§ EXERCISE: In the records below, pick out all lines containing the word "사도행전".

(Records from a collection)
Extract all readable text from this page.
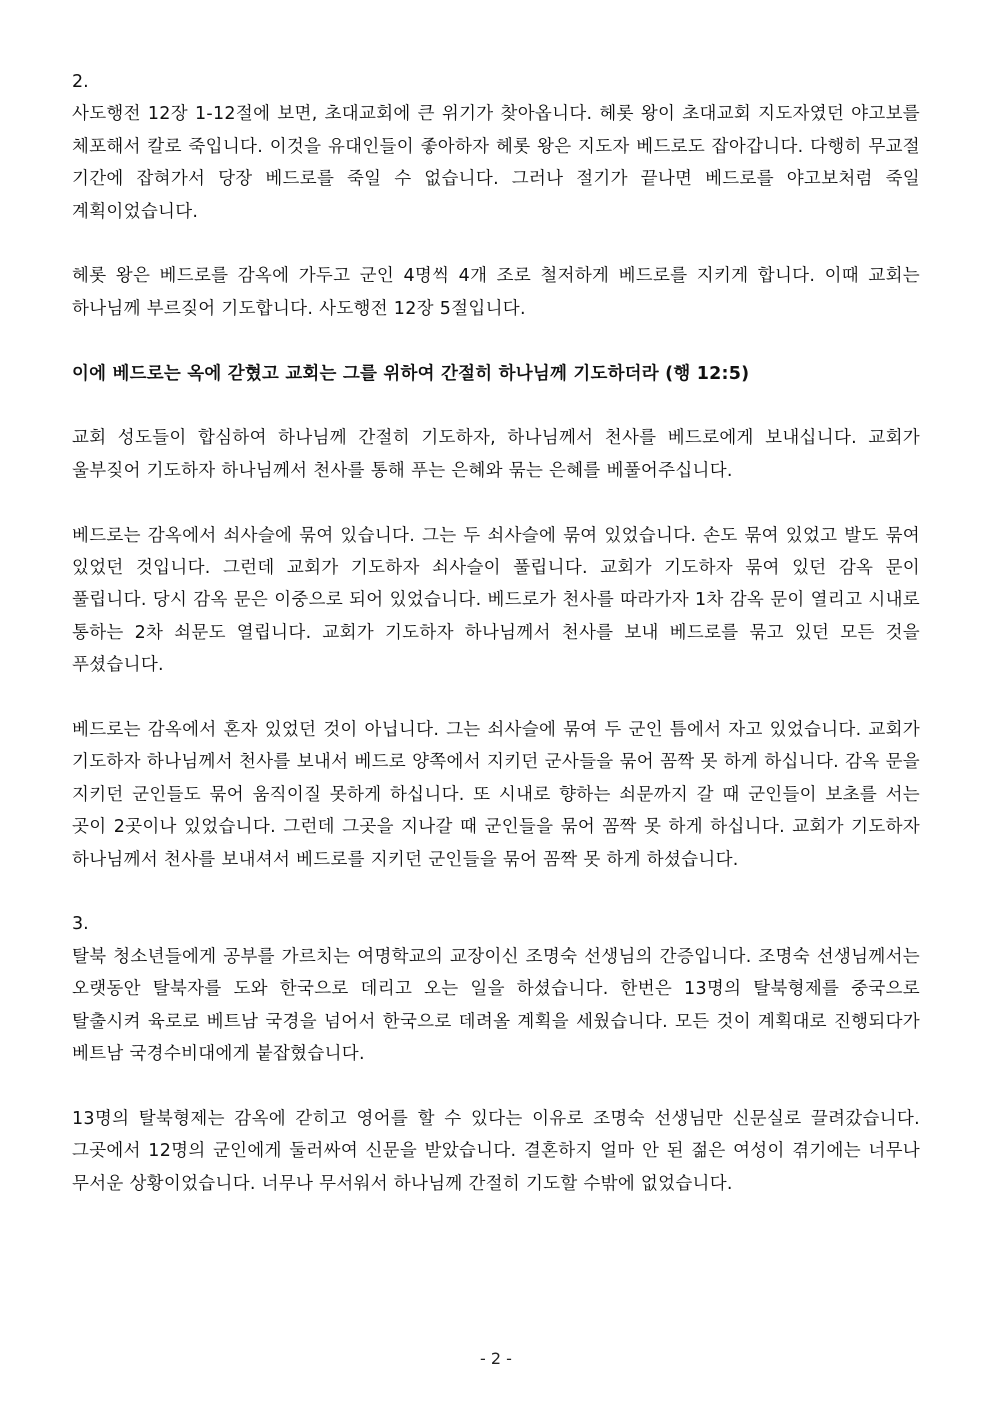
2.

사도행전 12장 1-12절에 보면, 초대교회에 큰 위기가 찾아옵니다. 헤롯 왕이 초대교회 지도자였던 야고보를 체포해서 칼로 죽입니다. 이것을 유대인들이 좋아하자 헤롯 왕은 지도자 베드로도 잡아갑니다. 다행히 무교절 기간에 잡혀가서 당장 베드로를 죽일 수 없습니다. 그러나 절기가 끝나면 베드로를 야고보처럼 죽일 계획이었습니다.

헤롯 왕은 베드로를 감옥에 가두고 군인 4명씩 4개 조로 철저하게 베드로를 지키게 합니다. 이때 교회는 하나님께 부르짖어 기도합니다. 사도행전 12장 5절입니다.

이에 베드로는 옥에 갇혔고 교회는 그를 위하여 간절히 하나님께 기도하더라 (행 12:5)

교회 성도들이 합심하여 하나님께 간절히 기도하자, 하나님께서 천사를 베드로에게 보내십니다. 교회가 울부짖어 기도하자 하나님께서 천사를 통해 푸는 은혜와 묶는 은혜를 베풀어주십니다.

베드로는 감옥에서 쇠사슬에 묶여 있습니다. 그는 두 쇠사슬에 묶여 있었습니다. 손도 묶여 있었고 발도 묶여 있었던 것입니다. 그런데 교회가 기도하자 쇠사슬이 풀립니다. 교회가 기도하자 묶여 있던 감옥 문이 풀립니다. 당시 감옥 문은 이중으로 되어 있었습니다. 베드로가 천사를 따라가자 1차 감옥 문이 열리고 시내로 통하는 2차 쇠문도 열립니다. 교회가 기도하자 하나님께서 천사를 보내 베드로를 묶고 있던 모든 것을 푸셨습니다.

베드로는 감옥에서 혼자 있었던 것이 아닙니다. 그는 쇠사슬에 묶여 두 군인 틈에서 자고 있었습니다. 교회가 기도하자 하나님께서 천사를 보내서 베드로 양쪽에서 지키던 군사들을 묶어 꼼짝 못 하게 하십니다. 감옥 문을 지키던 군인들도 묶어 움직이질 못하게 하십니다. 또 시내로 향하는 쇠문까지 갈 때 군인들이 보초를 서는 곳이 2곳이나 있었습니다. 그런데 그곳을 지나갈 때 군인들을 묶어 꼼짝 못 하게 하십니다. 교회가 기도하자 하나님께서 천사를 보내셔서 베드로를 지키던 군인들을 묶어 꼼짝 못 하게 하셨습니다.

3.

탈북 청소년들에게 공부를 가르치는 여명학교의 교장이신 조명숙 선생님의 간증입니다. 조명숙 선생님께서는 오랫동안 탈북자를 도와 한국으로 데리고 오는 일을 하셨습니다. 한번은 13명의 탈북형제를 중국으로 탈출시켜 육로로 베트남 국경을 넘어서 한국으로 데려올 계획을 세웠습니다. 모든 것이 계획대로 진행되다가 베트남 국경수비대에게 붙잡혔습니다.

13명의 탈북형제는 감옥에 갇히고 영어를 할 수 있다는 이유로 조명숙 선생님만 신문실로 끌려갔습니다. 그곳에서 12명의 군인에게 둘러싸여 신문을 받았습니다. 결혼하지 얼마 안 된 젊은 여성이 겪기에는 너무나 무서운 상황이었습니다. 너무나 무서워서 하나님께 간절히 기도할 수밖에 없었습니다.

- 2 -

--

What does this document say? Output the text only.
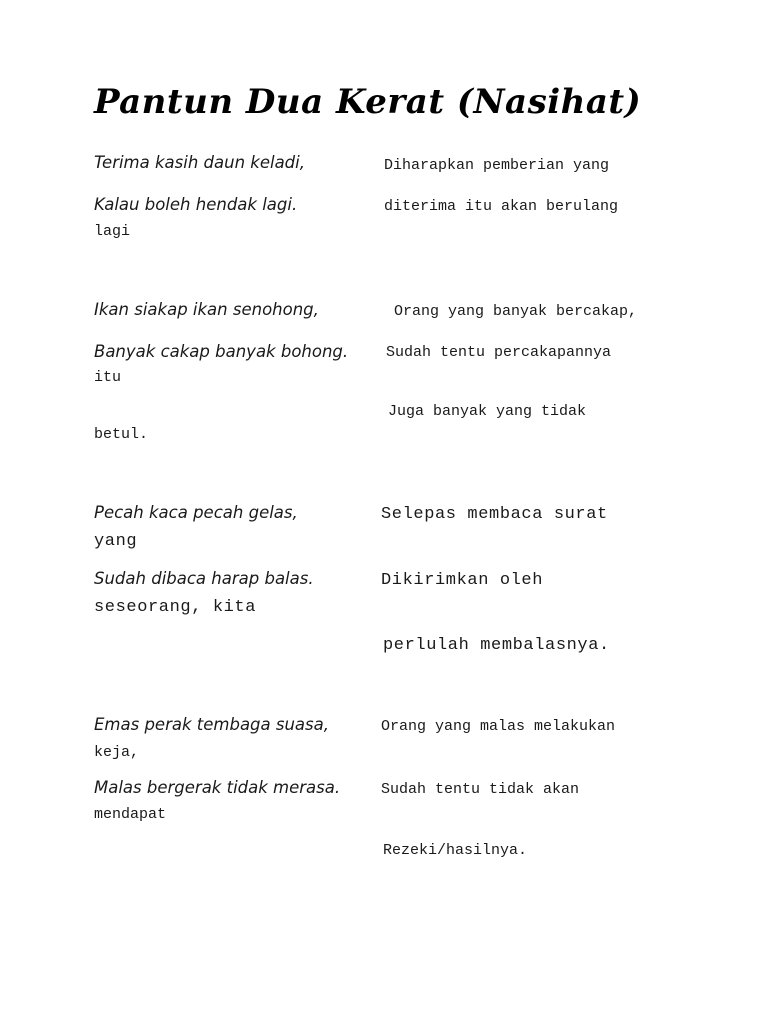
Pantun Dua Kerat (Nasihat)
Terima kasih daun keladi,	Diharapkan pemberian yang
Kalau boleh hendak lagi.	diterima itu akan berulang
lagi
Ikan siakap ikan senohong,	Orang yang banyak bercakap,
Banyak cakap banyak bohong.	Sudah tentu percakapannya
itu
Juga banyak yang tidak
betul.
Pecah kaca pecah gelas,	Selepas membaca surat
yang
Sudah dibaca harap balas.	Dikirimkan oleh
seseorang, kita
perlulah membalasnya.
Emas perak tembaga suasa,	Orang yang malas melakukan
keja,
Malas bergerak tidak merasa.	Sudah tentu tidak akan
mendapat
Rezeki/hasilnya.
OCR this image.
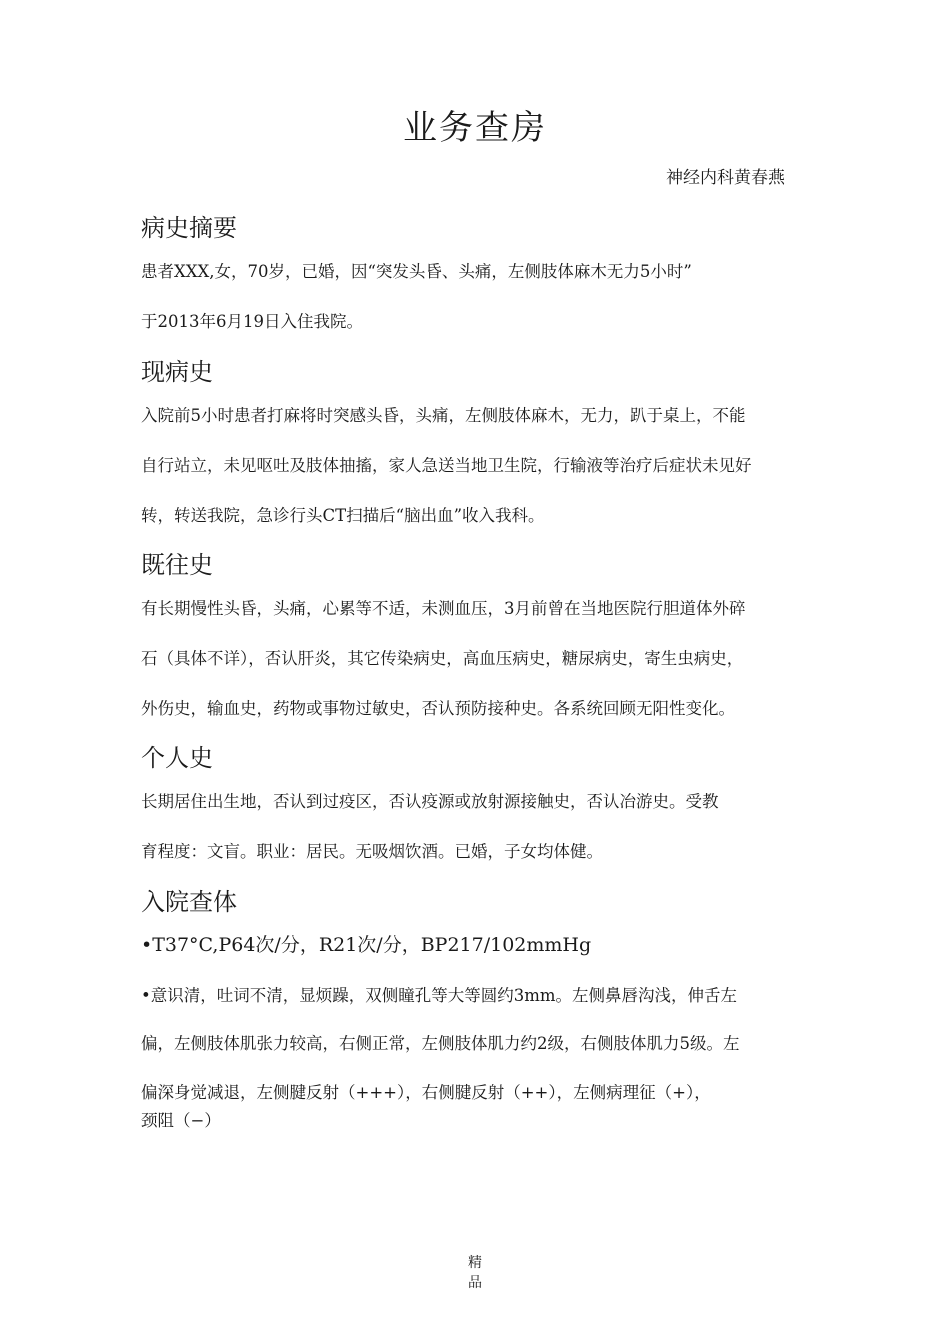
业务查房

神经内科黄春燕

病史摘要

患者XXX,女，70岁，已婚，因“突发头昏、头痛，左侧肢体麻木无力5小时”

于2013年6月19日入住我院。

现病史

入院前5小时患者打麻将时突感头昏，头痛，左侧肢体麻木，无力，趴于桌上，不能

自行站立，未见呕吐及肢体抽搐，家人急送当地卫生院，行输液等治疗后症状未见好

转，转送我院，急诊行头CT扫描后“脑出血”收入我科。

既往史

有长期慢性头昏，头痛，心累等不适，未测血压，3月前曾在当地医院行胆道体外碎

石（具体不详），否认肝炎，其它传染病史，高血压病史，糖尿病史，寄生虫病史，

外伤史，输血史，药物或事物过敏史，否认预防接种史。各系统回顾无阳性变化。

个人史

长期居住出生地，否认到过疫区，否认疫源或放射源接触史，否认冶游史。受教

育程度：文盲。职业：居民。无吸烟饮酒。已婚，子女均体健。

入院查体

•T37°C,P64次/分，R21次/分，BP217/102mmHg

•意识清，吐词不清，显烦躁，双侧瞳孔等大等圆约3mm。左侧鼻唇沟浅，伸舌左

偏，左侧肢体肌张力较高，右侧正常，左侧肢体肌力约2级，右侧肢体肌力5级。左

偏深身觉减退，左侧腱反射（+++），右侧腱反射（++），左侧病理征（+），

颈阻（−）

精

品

§ EXERCISE ANSWER:
사도행전 12장 1-12절에 보면, 초대교회에 큰 위기가 찾아옵니다. 헤롯 왕이 초대교회 지도자였던 야고보를 체포해서 칼로 죽입니다. 이것을 유대인들이 좋아하자 헤롯 왕은 지도자 베드로도 잡아갑니다. 다행히 무교절 기간에 잡혀가서 당장 베드로를 죽일 수 없습니다. 그러나 절기가 끝나면 베드로를 야고보처럼 죽일 계획이었습니다.
헤롯 왕은 베드로를 감옥에 가두고 군인 4명씩 4개 조로 철저하게 베드로를 지키게 합니다. 이때 교회는 하나님께 부르짖어 기도합니다. 사도행전 12장 5절입니다.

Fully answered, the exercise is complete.